== Excerpts from a figure dataset ==
+ + + + +

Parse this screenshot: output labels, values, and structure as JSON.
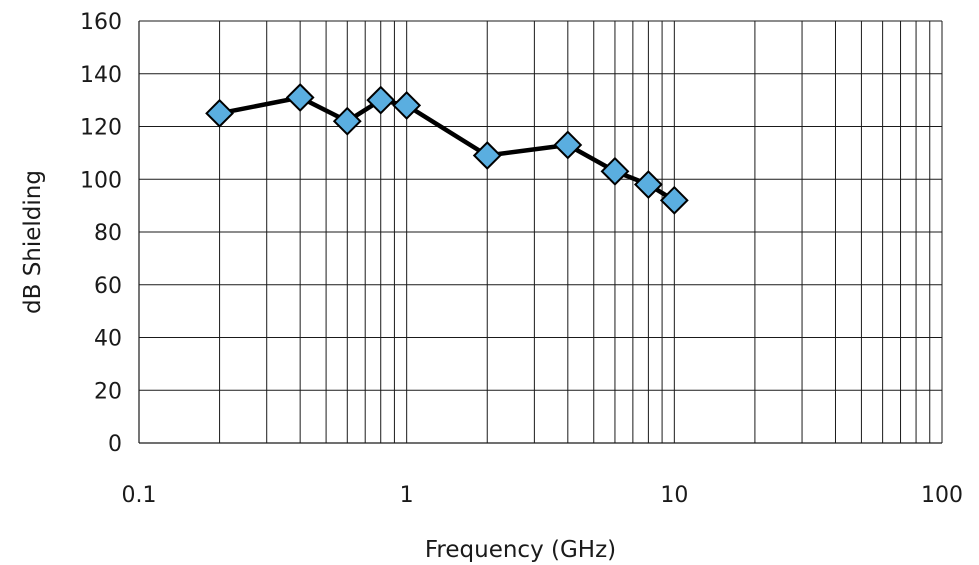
{
  "chart_data": {
    "type": "line",
    "title": "",
    "xlabel": "Frequency (GHz)",
    "ylabel": "dB Shielding",
    "x_scale": "log",
    "xlim": [
      0.1,
      100
    ],
    "ylim": [
      0,
      160
    ],
    "x_ticks": [
      0.1,
      1,
      10,
      100
    ],
    "x_tick_labels": [
      "0.1",
      "1",
      "10",
      "100"
    ],
    "y_ticks": [
      0,
      20,
      40,
      60,
      80,
      100,
      120,
      140,
      160
    ],
    "y_tick_labels": [
      "0",
      "20",
      "40",
      "60",
      "80",
      "100",
      "120",
      "140",
      "160"
    ],
    "grid": true,
    "legend": "none",
    "series": [
      {
        "x": [
          0.2,
          0.4,
          0.6,
          0.8,
          1,
          2,
          4,
          6,
          8,
          10
        ],
        "y": [
          125,
          131,
          122,
          130,
          128,
          109,
          113,
          103,
          98,
          92
        ],
        "line_color": "#000000",
        "marker": "diamond",
        "marker_color": "#5aaee0"
      }
    ]
  }
}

+ + + + +

== TO BE DONE ==
Reproduce every record above exactly, but leave out the pictures.

== RESPONSE TO THIS TASK ==
Parse this screenshot: output labels, values, and structure as JSON.
{
  "chart_data": {
    "type": "line",
    "title": "",
    "xlabel": "Frequency (GHz)",
    "ylabel": "dB Shielding",
    "x_scale": "log",
    "xlim": [
      0.1,
      100
    ],
    "ylim": [
      0,
      160
    ],
    "x_ticks": [
      0.1,
      1,
      10,
      100
    ],
    "x_tick_labels": [
      "0.1",
      "1",
      "10",
      "100"
    ],
    "y_ticks": [
      0,
      20,
      40,
      60,
      80,
      100,
      120,
      140,
      160
    ],
    "y_tick_labels": [
      "0",
      "20",
      "40",
      "60",
      "80",
      "100",
      "120",
      "140",
      "160"
    ],
    "grid": true,
    "legend": "none",
    "series": [
      {
        "x": [
          0.2,
          0.4,
          0.6,
          0.8,
          1,
          2,
          4,
          6,
          8,
          10
        ],
        "y": [
          125,
          131,
          122,
          130,
          128,
          109,
          113,
          103,
          98,
          92
        ],
        "line_color": "#000000",
        "marker": "diamond",
        "marker_color": "#5aaee0"
      }
    ]
  }
}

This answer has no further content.